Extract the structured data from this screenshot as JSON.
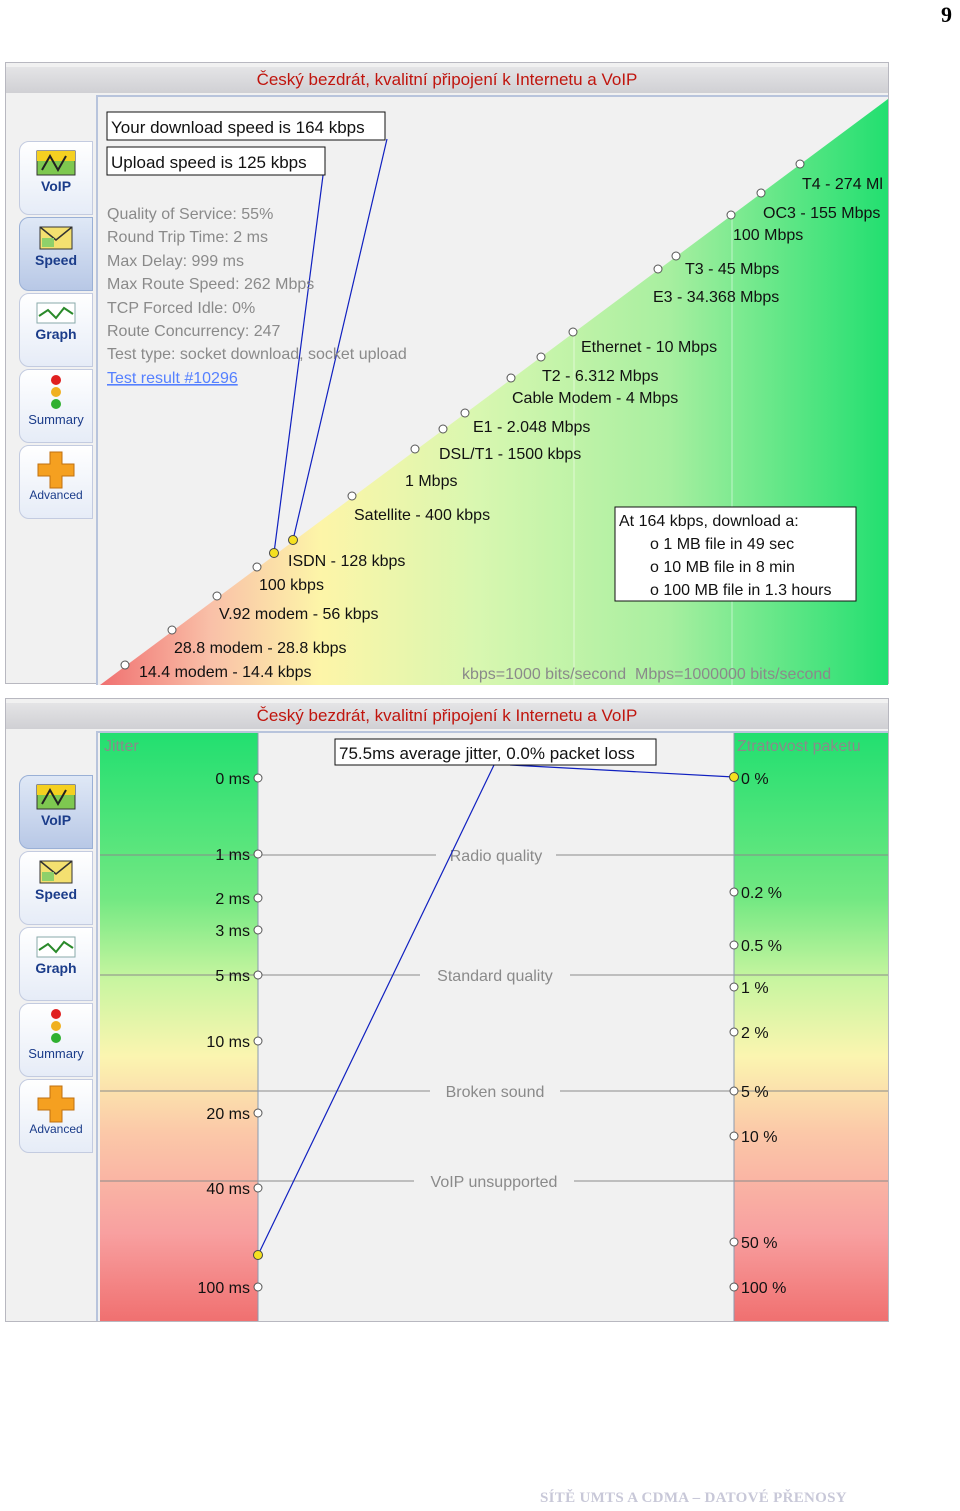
{
  "page_number": "9",
  "footer": "SÍTĚ UMTS A CDMA – DATOVÉ PŘENOSY",
  "speed_panel": {
    "title": "Český bezdrát, kvalitní připojení k Internetu a VoIP",
    "tabs": [
      {
        "label": "VoIP",
        "icon": "voip-icon",
        "active": false
      },
      {
        "label": "Speed",
        "icon": "envelope-icon",
        "active": true
      },
      {
        "label": "Graph",
        "icon": "graph-icon",
        "active": false
      },
      {
        "label": "Summary",
        "icon": "traffic-light-icon",
        "active": false
      },
      {
        "label": "Advanced",
        "icon": "plus-icon",
        "active": false
      }
    ],
    "download_box": "Your download speed is 164 kbps",
    "upload_box": "Upload speed is 125 kbps",
    "stats": [
      "Quality of Service: 55%",
      "Round Trip Time: 2 ms",
      "Max Delay: 999 ms",
      "Max Route Speed: 262 Mbps",
      "TCP Forced Idle: 0%",
      "Route Concurrency: 247",
      "Test type: socket download, socket upload"
    ],
    "test_link": "Test result #10296",
    "speed_labels": [
      "T4 - 274 Ml",
      "OC3 - 155 Mbps",
      "100 Mbps",
      "T3 - 45 Mbps",
      "E3 - 34.368 Mbps",
      "Ethernet - 10 Mbps",
      "T2 - 6.312 Mbps",
      "Cable Modem - 4 Mbps",
      "E1 - 2.048 Mbps",
      "DSL/T1 - 1500 kbps",
      "1 Mbps",
      "Satellite - 400 kbps",
      "ISDN - 128 kbps",
      "100 kbps",
      "V.92 modem - 56 kbps",
      "28.8 modem - 28.8 kbps",
      "14.4 modem - 14.4 kbps"
    ],
    "download_times": {
      "title": "At 164 kbps, download a:",
      "lines": [
        "o 1 MB file in 49 sec",
        "o 10 MB file in 8 min",
        "o 100 MB file in 1.3 hours"
      ]
    },
    "units_note": "kbps=1000 bits/second  Mbps=1000000 bits/second"
  },
  "voip_panel": {
    "title": "Český bezdrát, kvalitní připojení k Internetu a VoIP",
    "tabs": [
      {
        "label": "VoIP",
        "icon": "voip-icon",
        "active": true
      },
      {
        "label": "Speed",
        "icon": "envelope-icon",
        "active": false
      },
      {
        "label": "Graph",
        "icon": "graph-icon",
        "active": false
      },
      {
        "label": "Summary",
        "icon": "traffic-light-icon",
        "active": false
      },
      {
        "label": "Advanced",
        "icon": "plus-icon",
        "active": false
      }
    ],
    "jitter_title": "Jitter",
    "loss_title": "Ztratovost paketu",
    "summary_box": "75.5ms average jitter, 0.0% packet loss",
    "jitter_ticks": [
      "0 ms",
      "1 ms",
      "2 ms",
      "3 ms",
      "5 ms",
      "10 ms",
      "20 ms",
      "40 ms",
      "100 ms"
    ],
    "loss_ticks": [
      "0 %",
      "0.2 %",
      "0.5 %",
      "1 %",
      "2 %",
      "5 %",
      "10 %",
      "50 %",
      "100 %"
    ],
    "quality_bands": [
      "Radio quality",
      "Standard quality",
      "Broken sound",
      "VoIP unsupported"
    ],
    "measured_jitter_ms": 75.5,
    "measured_loss_pct": 0.0
  }
}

_Instructions for the task_
List each line in the listing that contains the string "file".

_Task solution_
        "o 1 MB file in 49 sec",
        "o 10 MB file in 8 min",
        "o 100 MB file in 1.3 hours"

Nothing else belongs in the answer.